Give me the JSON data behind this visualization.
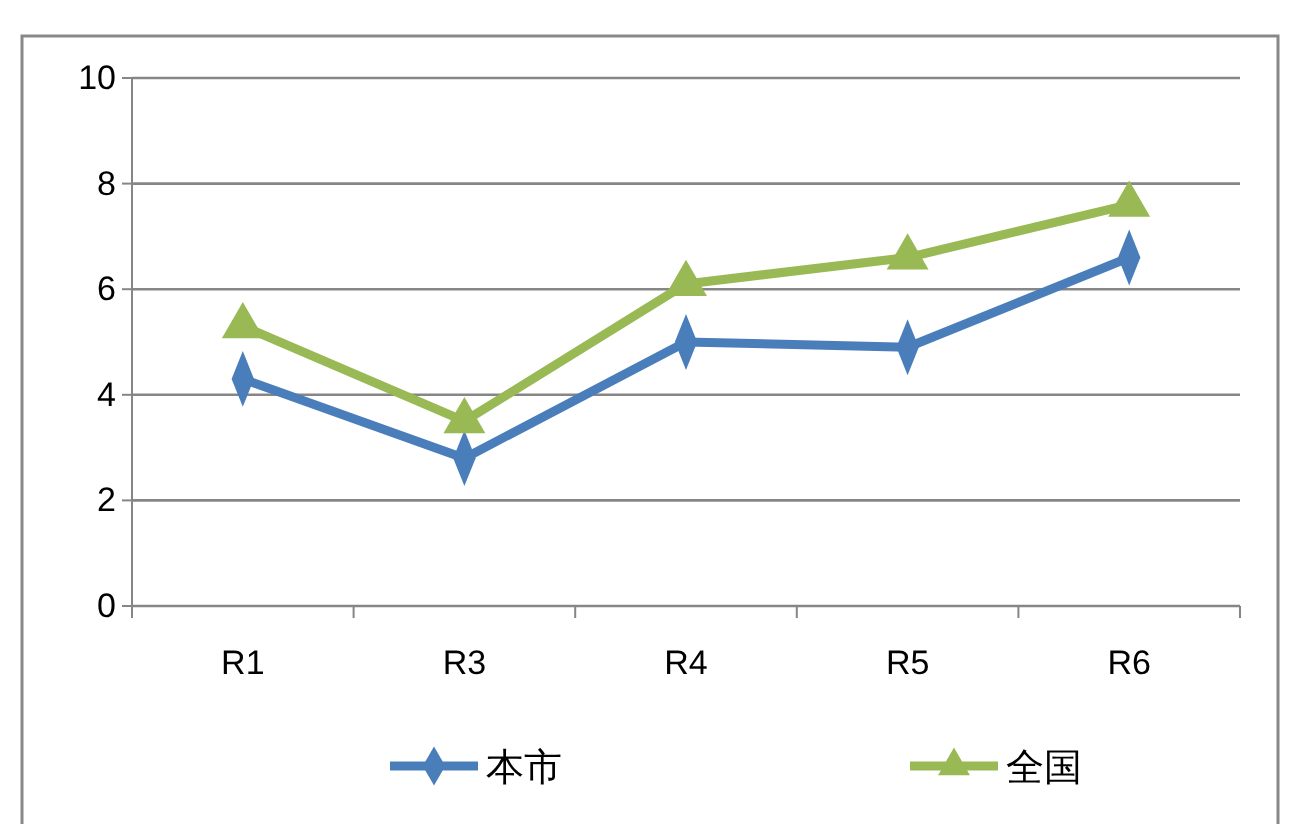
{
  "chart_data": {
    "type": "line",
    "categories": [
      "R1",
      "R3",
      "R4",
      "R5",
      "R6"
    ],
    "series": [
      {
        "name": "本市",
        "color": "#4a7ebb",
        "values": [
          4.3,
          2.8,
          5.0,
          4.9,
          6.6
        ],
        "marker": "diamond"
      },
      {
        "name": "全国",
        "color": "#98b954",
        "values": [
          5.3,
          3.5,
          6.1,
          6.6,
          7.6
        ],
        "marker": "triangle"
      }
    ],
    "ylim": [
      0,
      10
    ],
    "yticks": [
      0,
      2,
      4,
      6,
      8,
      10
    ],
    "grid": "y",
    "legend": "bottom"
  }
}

···

Instructions for the task » Omit every image. Quote each record exactly.

Expected output »
Give me the JSON data behind this visualization.
{
  "chart_data": {
    "type": "line",
    "categories": [
      "R1",
      "R3",
      "R4",
      "R5",
      "R6"
    ],
    "series": [
      {
        "name": "本市",
        "color": "#4a7ebb",
        "values": [
          4.3,
          2.8,
          5.0,
          4.9,
          6.6
        ],
        "marker": "diamond"
      },
      {
        "name": "全国",
        "color": "#98b954",
        "values": [
          5.3,
          3.5,
          6.1,
          6.6,
          7.6
        ],
        "marker": "triangle"
      }
    ],
    "ylim": [
      0,
      10
    ],
    "yticks": [
      0,
      2,
      4,
      6,
      8,
      10
    ],
    "grid": "y",
    "legend": "bottom"
  }
}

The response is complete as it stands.